幸町IVFクリニック

院長

お酒好きの女性に朗報!

2019.06.28

幸町IVFクリニック院長 雀部です。

今日は、飲酒と治療の成績の話です。

不妊治療中の女性は、「タバコはダメです」、「運動をしましょう」、「カロリーは控えめに」などなど、あれもダメ、これもダメとうるさく言われることが多いのではないでしょうか。「そんな仙人みたいな暮らししてらんないよ」と、つい飲み過ぎてしまうアルコール好きな方いらっしゃいませんか?

そんなアルコール好きな女性に朗報です。

今月発表されたばかりの論文を紹介します。
Lyngso, J., et al. (2019). “Low-to-moderate alcohol consumption and success in fertility treatment: a Danish cohort study.” Hum Reprod.

▶ **データの内容**
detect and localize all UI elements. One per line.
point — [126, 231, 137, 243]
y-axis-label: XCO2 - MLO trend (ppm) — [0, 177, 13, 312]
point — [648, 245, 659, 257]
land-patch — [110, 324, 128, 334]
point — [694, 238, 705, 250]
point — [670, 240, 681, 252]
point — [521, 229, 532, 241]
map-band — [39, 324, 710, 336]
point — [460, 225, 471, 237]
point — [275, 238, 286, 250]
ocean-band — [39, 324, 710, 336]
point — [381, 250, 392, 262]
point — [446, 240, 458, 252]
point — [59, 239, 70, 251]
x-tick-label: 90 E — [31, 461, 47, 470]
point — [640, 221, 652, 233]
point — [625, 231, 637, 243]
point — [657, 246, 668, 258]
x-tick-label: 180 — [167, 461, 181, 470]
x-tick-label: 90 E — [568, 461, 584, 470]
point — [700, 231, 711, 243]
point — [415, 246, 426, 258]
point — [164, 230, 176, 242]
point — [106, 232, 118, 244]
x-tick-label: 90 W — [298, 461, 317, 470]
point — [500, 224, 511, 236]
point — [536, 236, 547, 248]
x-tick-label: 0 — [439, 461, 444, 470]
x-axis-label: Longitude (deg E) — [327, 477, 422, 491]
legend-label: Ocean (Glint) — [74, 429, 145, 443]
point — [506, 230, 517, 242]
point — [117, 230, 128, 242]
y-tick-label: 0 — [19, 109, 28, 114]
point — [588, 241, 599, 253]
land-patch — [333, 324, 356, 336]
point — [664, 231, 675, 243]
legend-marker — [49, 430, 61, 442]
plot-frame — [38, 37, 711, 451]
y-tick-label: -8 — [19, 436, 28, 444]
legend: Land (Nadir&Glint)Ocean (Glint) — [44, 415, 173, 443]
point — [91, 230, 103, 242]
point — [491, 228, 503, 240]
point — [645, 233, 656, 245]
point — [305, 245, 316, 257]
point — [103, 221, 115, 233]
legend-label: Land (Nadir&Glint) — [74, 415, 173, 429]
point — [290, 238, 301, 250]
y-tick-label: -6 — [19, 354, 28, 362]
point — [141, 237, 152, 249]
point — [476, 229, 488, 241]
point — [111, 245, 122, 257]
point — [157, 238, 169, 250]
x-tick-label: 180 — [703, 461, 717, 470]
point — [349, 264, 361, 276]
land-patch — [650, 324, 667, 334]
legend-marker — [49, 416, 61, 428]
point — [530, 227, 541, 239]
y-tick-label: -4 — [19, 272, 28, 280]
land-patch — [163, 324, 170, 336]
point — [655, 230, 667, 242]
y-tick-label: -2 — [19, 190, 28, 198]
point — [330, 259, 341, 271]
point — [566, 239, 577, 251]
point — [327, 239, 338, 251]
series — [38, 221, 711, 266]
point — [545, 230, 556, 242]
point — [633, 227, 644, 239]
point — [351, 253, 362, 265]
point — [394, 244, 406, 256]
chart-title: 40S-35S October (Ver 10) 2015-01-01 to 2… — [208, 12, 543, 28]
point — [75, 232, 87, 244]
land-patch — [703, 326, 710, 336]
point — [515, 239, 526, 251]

▶ **確認問題**
a) この記事について、次の問いに答えてください。
(i) 記事の日付はいつですか。
(ii) 院長の名字は何ですか。
(iii) 紹介されている論文が載っている雑誌の名前は何ですか。
b) この記事の「不妊治療中の女性は、「タバコ」から「今月発表されたばかりの論文を紹介します。」までを全部、一字も変えずにそのまま書き写してください。

▶ **解答例**
a)
(i) 2019.06.28
(ii) 雀部
(iii) Hum Reprod

b)
不妊治療中の女性は、「タバコはダメです」、「運動をしましょう」、「カロリーは控えめに」などなど、あれもダメ、これもダメとうるさく言われることが多いのではないでしょうか。「そんな仙人みたいな暮らししてらんないよ」と、つい飲み過ぎてしまうアルコール好きな方いらっしゃいませんか?

そんなアルコール好きな女性に朗報です。

今月発表されたばかりの論文を紹介します。